Données de disposition spatiale:
------------------------------------------------

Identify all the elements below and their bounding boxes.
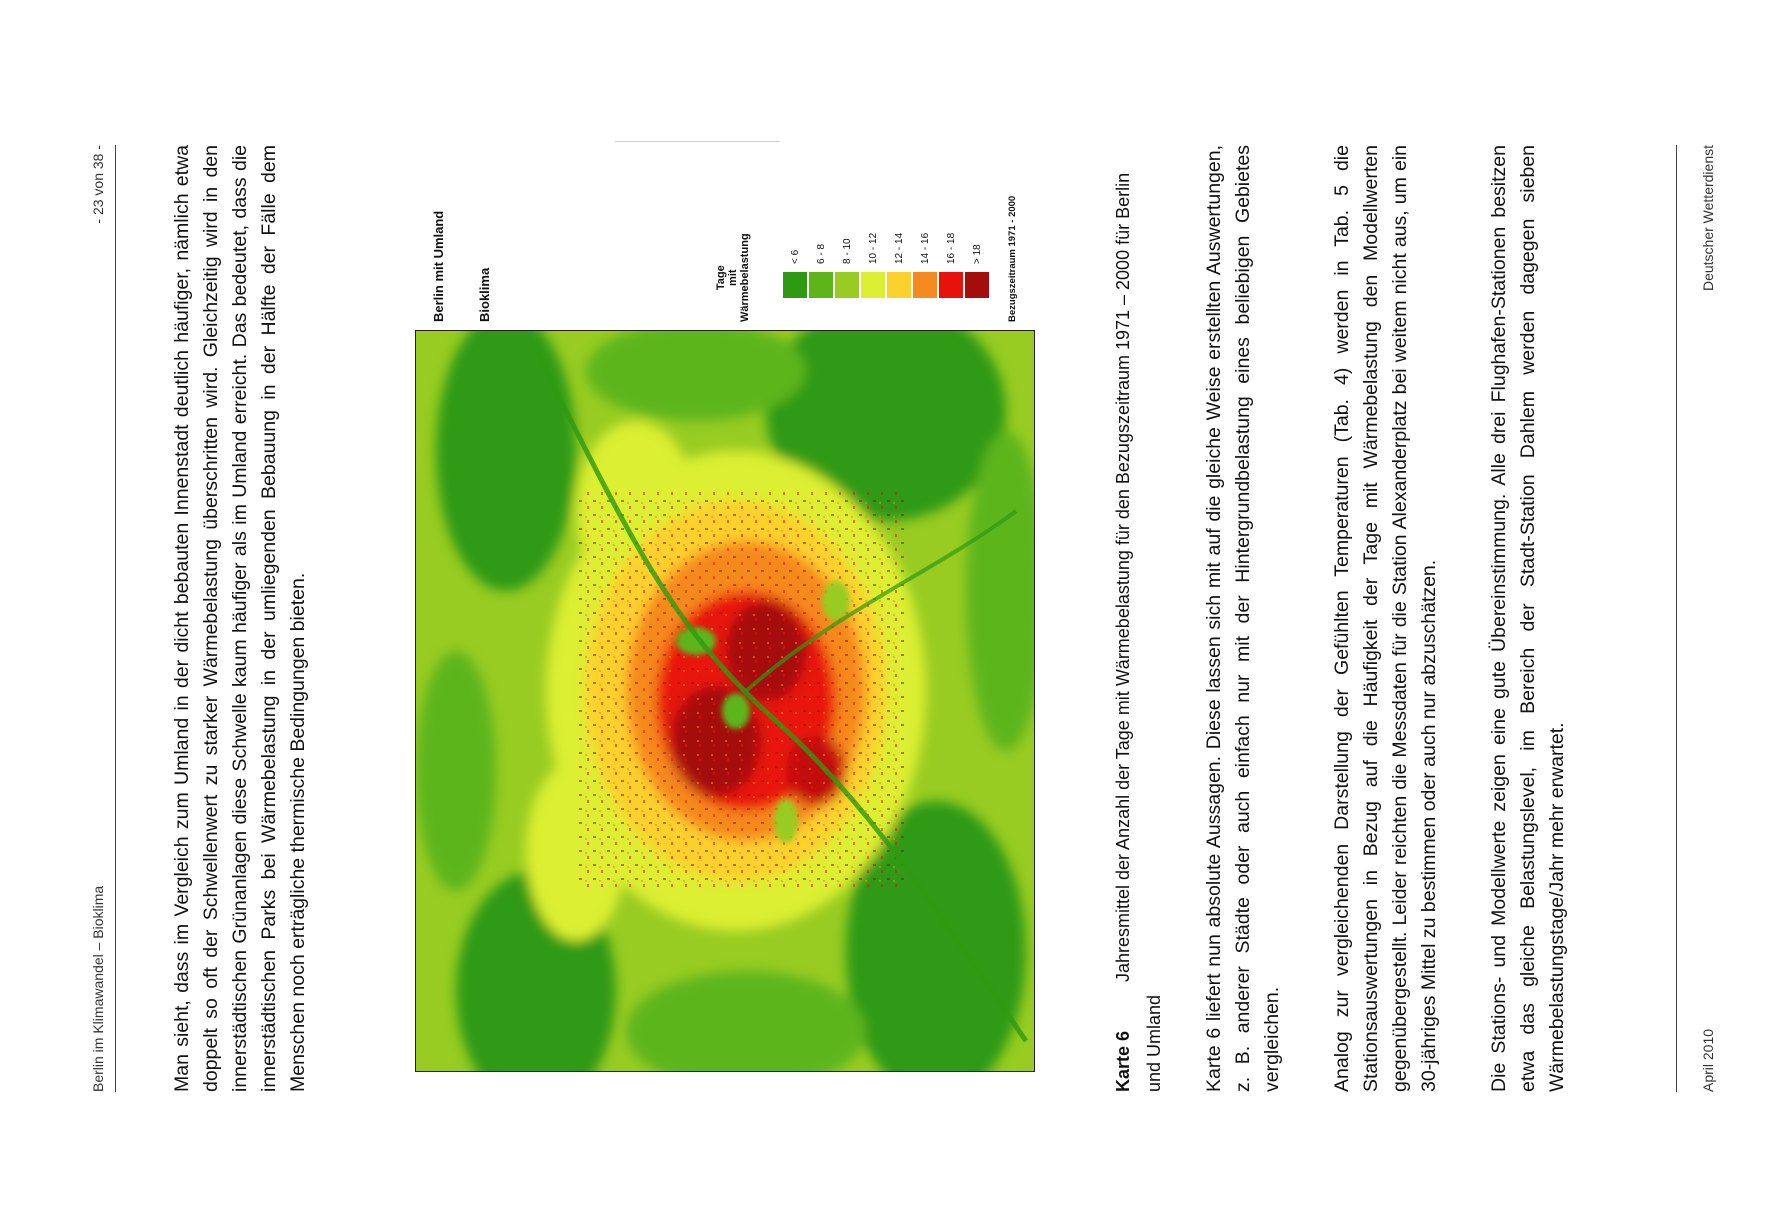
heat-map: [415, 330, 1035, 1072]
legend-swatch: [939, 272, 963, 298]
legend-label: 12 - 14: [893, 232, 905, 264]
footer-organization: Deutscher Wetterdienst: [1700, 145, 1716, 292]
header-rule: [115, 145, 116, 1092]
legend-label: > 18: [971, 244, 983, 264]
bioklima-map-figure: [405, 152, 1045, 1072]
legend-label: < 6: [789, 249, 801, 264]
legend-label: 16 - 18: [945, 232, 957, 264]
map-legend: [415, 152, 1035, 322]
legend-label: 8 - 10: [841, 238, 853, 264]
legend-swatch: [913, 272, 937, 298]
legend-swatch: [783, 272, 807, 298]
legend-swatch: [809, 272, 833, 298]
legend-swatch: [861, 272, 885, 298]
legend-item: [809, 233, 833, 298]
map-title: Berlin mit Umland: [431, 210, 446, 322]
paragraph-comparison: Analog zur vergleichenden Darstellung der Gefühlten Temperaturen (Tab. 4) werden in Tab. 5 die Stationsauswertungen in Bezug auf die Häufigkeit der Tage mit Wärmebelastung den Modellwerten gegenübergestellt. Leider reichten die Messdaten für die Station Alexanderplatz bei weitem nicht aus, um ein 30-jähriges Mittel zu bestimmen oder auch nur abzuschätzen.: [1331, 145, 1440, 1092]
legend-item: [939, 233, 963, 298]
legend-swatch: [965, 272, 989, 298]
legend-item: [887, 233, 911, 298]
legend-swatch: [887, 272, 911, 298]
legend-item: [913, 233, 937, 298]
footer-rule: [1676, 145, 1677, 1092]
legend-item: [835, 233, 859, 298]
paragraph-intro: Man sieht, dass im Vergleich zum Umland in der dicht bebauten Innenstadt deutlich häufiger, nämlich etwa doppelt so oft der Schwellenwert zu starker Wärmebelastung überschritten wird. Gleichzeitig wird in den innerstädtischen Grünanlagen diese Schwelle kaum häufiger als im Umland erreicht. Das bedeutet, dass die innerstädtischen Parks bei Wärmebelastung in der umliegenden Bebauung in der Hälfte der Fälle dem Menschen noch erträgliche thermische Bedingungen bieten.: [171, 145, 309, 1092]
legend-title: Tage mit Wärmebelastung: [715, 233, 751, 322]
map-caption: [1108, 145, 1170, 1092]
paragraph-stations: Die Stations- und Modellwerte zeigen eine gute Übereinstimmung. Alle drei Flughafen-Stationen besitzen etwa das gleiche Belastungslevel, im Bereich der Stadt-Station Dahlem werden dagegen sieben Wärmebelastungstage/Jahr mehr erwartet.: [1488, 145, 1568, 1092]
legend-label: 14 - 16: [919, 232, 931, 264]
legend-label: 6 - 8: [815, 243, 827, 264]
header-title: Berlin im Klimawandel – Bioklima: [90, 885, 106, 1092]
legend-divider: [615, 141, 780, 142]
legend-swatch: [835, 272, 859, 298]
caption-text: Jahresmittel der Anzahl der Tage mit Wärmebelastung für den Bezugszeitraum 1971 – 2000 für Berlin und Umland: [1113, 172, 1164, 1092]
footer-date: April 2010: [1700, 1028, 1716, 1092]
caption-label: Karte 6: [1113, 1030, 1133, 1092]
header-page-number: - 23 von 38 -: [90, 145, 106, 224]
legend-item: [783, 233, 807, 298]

------------------------------------------------

Reproduisez telles quelles toutes les lignes de la liste ci-dessus, sans y inclure les images.

Identify all the elements below and their bounding boxes.
heat-map: [415, 330, 1035, 1072]
legend-swatch: [939, 272, 963, 298]
legend-label: 12 - 14: [893, 232, 905, 264]
footer-organization: Deutscher Wetterdienst: [1700, 145, 1716, 292]
header-rule: [115, 145, 116, 1092]
legend-label: > 18: [971, 244, 983, 264]
bioklima-map-figure: [405, 152, 1045, 1072]
legend-label: < 6: [789, 249, 801, 264]
legend-label: 16 - 18: [945, 232, 957, 264]
map-legend: [415, 152, 1035, 322]
legend-label: 8 - 10: [841, 238, 853, 264]
legend-swatch: [913, 272, 937, 298]
legend-swatch: [783, 272, 807, 298]
legend-swatch: [809, 272, 833, 298]
legend-swatch: [861, 272, 885, 298]
legend-item: [809, 233, 833, 298]
map-title: Berlin mit Umland: [431, 210, 446, 322]
paragraph-comparison: Analog zur vergleichenden Darstellung der Gefühlten Temperaturen (Tab. 4) werden in Tab. 5 die Stationsauswertungen in Bezug auf die Häufigkeit der Tage mit Wärmebelastung den Modellwerten gegenübergestellt. Leider reichten die Messdaten für die Station Alexanderplatz bei weitem nicht aus, um ein 30-jähriges Mittel zu bestimmen oder auch nur abzuschätzen.: [1331, 145, 1440, 1092]
legend-item: [939, 233, 963, 298]
legend-swatch: [965, 272, 989, 298]
legend-item: [887, 233, 911, 298]
legend-swatch: [887, 272, 911, 298]
legend-item: [913, 233, 937, 298]
footer-rule: [1676, 145, 1677, 1092]
legend-item: [835, 233, 859, 298]
paragraph-intro: Man sieht, dass im Vergleich zum Umland in der dicht bebauten Innenstadt deutlich häufiger, nämlich etwa doppelt so oft der Schwellenwert zu starker Wärmebelastung überschritten wird. Gleichzeitig wird in den innerstädtischen Grünanlagen diese Schwelle kaum häufiger als im Umland erreicht. Das bedeutet, dass die innerstädtischen Parks bei Wärmebelastung in der umliegenden Bebauung in der Hälfte der Fälle dem Menschen noch erträgliche thermische Bedingungen bieten.: [171, 145, 309, 1092]
legend-title: Tage mit Wärmebelastung: [715, 233, 751, 322]
map-caption: [1108, 145, 1170, 1092]
paragraph-stations: Die Stations- und Modellwerte zeigen eine gute Übereinstimmung. Alle drei Flughafen-Stationen besitzen etwa das gleiche Belastungslevel, im Bereich der Stadt-Station Dahlem werden dagegen sieben Wärmebelastungstage/Jahr mehr erwartet.: [1488, 145, 1568, 1092]
legend-label: 14 - 16: [919, 232, 931, 264]
legend-label: 6 - 8: [815, 243, 827, 264]
header-title: Berlin im Klimawandel – Bioklima: [90, 885, 106, 1092]
legend-divider: [615, 141, 780, 142]
legend-swatch: [835, 272, 859, 298]
caption-text: Jahresmittel der Anzahl der Tage mit Wärmebelastung für den Bezugszeitraum 1971 – 2000 für Berlin und Umland: [1113, 172, 1164, 1092]
footer-date: April 2010: [1700, 1028, 1716, 1092]
caption-label: Karte 6: [1113, 1030, 1133, 1092]
header-page-number: - 23 von 38 -: [90, 145, 106, 224]
legend-item: [783, 233, 807, 298]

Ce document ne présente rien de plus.